[Given task] Extract the lines that carry the string "运输机动车辆" from the listing.

** Start Exercise data **

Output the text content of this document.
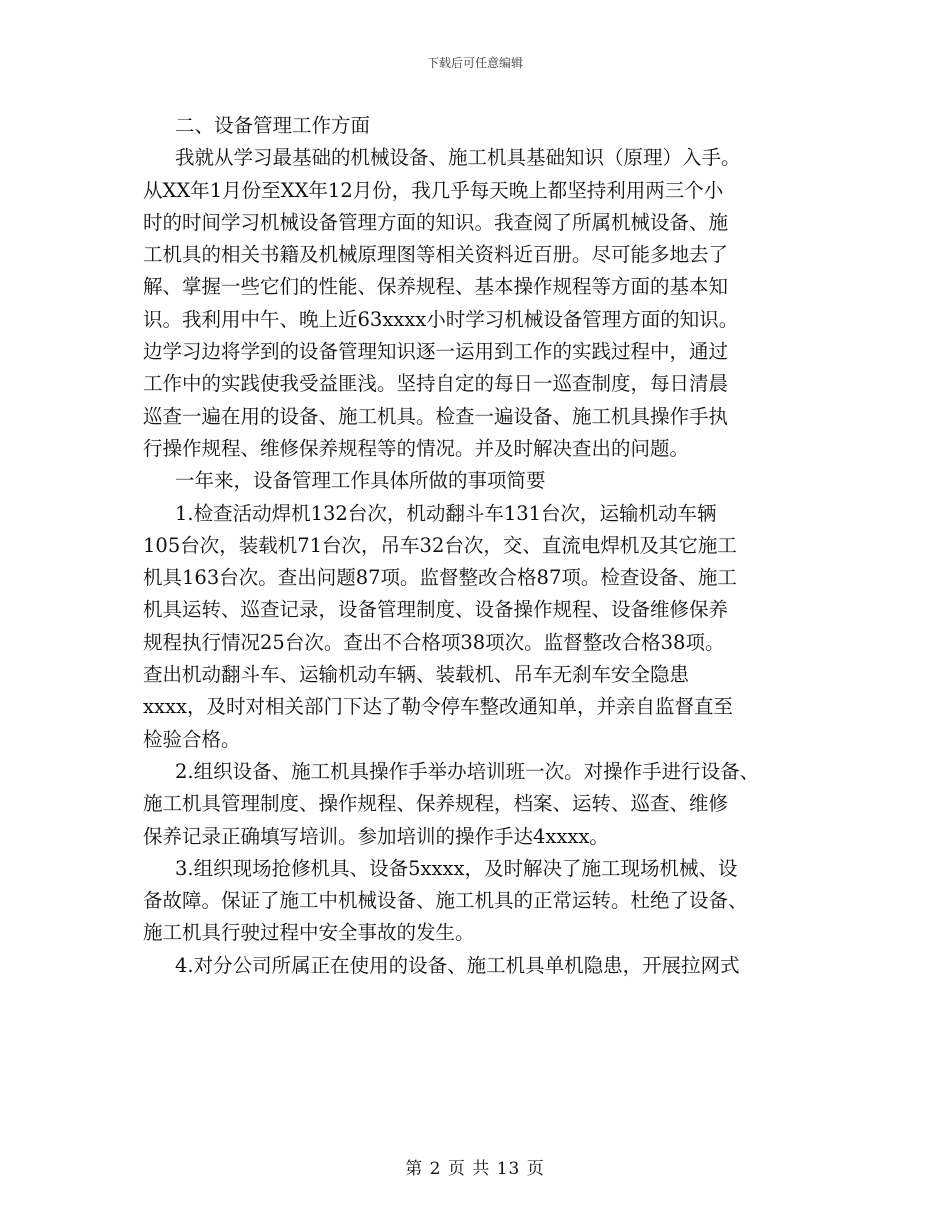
下载后可任意编辑
二、设备管理工作方面
我就从学习最基础的机械设备、施工机具基础知识（原理）入手。
从XX年1月份至XX年12月份，我几乎每天晚上都坚持利用两三个小
时的时间学习机械设备管理方面的知识。我查阅了所属机械设备、施
工机具的相关书籍及机械原理图等相关资料近百册。尽可能多地去了
解、掌握一些它们的性能、保养规程、基本操作规程等方面的基本知
识。我利用中午、晚上近63xxxx小时学习机械设备管理方面的知识。
边学习边将学到的设备管理知识逐一运用到工作的实践过程中，通过
工作中的实践使我受益匪浅。坚持自定的每日一巡查制度，每日清晨
巡查一遍在用的设备、施工机具。检查一遍设备、施工机具操作手执
行操作规程、维修保养规程等的情况。并及时解决查出的问题。
一年来，设备管理工作具体所做的事项简要
1.检查活动焊机132台次，机动翻斗车131台次，运输机动车辆
105台次，装载机71台次，吊车32台次，交、直流电焊机及其它施工
机具163台次。查出问题87项。监督整改合格87项。检查设备、施工
机具运转、巡查记录，设备管理制度、设备操作规程、设备维修保养
规程执行情况25台次。查出不合格项38项次。监督整改合格38项。
查出机动翻斗车、运输机动车辆、装载机、吊车无刹车安全隐患
xxxx，及时对相关部门下达了勒令停车整改通知单，并亲自监督直至
检验合格。
2.组织设备、施工机具操作手举办培训班一次。对操作手进行设备、
施工机具管理制度、操作规程、保养规程，档案、运转、巡查、维修
保养记录正确填写培训。参加培训的操作手达4xxxx。
3.组织现场抢修机具、设备5xxxx，及时解决了施工现场机械、设
备故障。保证了施工中机械设备、施工机具的正常运转。杜绝了设备、
施工机具行驶过程中安全事故的发生。
4.对分公司所属正在使用的设备、施工机具单机隐患，开展拉网式
第 2 页 共 13 页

** End Exercise data **

[Response below]
1.检查活动焊机132台次，机动翻斗车131台次，运输机动车辆
查出机动翻斗车、运输机动车辆、装载机、吊车无刹车安全隐患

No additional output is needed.